Dataset rows about figures:

>> Start

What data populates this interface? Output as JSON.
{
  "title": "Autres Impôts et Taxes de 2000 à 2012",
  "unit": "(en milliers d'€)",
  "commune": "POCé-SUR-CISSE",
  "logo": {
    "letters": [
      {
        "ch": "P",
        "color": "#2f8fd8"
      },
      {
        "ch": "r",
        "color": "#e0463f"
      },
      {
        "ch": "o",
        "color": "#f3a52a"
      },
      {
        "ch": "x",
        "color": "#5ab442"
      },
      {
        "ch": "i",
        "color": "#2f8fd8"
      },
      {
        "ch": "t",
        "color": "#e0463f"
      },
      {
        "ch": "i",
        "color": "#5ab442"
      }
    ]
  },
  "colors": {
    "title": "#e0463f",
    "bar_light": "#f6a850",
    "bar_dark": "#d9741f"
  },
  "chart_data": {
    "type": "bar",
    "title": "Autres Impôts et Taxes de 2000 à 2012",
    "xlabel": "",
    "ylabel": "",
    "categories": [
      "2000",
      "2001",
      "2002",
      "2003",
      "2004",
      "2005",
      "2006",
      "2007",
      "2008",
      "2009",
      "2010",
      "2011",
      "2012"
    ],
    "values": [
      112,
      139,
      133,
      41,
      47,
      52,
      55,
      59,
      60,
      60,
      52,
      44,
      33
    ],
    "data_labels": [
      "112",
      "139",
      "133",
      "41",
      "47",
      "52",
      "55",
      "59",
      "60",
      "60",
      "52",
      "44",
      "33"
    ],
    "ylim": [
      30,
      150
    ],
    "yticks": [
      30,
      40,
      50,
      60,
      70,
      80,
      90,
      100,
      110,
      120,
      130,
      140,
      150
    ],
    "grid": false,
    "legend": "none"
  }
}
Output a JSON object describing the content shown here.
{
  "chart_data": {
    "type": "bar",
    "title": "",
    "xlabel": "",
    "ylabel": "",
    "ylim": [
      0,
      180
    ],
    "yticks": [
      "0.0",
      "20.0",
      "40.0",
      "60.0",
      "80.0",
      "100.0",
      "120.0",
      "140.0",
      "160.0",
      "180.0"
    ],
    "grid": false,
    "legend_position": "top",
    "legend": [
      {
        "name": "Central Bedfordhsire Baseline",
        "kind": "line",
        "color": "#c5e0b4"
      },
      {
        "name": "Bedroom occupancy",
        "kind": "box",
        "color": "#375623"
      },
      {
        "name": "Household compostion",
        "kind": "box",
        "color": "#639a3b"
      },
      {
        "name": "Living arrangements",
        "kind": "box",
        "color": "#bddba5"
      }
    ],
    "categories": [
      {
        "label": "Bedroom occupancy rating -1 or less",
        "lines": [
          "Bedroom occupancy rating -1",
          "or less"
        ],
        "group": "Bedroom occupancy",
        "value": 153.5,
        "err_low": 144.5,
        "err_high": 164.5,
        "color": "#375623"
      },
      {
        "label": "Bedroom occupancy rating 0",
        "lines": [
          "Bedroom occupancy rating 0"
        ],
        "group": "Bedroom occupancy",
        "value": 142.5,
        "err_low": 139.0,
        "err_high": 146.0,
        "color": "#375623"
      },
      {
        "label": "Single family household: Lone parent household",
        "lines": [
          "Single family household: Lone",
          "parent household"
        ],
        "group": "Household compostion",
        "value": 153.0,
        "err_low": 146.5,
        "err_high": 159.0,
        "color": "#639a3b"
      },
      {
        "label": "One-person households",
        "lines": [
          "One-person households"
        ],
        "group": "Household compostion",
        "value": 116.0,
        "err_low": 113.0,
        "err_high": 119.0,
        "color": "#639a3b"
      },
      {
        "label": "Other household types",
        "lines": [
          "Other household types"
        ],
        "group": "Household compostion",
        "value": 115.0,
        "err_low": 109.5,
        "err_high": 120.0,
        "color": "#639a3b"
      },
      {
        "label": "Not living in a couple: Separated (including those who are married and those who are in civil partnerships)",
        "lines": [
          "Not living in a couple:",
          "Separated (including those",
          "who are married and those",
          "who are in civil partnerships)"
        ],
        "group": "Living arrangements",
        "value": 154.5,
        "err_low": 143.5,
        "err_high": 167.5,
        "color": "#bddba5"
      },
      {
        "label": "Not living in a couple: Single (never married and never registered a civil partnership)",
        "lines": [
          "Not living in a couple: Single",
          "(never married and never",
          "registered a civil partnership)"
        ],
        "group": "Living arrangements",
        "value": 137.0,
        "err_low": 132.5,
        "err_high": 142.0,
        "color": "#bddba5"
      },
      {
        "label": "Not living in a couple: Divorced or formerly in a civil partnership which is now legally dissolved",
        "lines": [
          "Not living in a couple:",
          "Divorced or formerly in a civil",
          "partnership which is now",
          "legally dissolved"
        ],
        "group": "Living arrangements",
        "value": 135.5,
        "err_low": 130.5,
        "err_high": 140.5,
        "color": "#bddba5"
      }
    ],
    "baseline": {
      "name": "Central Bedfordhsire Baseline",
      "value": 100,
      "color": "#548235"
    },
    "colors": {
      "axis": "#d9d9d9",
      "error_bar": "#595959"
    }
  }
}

>> End

### What to produce:
Using the data above, copy each line that contains "Single".

### Reply:
        "label": "Single family household: Lone parent household",
          "Single family household: Lone",
        "label": "Not living in a couple: Single (never married and never registered a civil partnership)",
          "Not living in a couple: Single",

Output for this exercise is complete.